■ Dataset:
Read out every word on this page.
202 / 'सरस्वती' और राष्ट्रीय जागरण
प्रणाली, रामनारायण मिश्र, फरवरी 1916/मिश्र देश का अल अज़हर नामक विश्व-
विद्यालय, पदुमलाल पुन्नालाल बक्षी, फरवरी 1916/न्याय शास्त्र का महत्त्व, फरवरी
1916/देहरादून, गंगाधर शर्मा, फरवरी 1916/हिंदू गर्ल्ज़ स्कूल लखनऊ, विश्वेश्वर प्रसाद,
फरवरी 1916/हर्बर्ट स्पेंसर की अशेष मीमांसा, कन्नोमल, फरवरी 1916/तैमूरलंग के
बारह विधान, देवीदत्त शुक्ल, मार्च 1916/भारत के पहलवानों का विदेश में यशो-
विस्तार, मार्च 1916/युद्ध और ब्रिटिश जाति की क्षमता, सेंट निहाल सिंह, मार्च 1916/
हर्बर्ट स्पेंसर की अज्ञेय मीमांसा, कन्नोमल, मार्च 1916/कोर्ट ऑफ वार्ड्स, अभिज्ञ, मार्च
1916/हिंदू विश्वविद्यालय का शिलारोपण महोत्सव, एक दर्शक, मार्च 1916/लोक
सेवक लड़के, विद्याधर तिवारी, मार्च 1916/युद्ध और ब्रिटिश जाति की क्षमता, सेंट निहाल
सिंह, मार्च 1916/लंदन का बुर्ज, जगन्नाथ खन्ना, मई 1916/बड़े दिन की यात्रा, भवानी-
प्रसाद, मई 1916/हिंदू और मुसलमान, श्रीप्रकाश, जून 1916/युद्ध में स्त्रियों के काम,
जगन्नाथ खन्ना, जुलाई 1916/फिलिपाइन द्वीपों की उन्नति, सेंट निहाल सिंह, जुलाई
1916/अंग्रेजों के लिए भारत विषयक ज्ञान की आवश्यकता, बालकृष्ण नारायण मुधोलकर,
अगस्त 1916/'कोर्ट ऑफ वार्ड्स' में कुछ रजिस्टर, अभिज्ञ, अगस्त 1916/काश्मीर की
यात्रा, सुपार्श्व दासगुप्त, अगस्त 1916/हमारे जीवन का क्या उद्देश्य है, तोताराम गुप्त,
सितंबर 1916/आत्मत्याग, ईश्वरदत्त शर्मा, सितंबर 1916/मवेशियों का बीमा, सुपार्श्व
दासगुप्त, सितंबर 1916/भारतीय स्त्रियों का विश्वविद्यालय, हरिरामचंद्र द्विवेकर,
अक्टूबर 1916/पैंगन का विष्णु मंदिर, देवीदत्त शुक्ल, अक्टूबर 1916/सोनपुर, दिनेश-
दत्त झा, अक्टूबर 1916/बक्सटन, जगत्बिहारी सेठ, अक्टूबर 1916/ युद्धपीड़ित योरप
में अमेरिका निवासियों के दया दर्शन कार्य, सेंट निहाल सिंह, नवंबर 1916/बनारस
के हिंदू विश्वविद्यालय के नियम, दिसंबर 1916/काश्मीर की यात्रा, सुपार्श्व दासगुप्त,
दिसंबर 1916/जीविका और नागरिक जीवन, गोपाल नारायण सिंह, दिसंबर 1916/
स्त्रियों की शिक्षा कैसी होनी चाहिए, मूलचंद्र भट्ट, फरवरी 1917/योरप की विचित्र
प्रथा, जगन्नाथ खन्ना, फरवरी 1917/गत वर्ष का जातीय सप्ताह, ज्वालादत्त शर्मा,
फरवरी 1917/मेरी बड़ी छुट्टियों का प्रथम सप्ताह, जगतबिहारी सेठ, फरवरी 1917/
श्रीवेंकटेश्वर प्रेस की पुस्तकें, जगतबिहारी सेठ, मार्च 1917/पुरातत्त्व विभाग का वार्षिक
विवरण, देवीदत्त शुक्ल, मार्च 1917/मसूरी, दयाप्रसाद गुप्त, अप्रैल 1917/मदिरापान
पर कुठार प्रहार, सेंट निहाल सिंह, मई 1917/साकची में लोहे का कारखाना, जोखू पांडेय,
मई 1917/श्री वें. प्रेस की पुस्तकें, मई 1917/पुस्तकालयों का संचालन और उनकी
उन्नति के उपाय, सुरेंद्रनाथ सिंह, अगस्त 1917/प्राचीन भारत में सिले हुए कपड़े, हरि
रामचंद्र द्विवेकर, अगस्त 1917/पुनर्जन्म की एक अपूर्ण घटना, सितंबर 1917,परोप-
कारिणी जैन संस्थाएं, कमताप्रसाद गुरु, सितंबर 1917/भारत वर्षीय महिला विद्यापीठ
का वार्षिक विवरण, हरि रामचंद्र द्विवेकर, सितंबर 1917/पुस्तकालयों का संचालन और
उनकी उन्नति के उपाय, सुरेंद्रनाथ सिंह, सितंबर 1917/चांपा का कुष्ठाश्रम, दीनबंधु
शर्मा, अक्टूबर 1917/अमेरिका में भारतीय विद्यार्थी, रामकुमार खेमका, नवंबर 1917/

■ Given instruction: Copy each line above that contains the string "जगतब".

■ Full response:
फरवरी 1917/मेरी बड़ी छुट्टियों का प्रथम सप्ताह, जगतबिहारी सेठ, फरवरी 1917/
श्रीवेंकटेश्वर प्रेस की पुस्तकें, जगतबिहारी सेठ, मार्च 1917/पुरातत्त्व विभाग का वार्षिक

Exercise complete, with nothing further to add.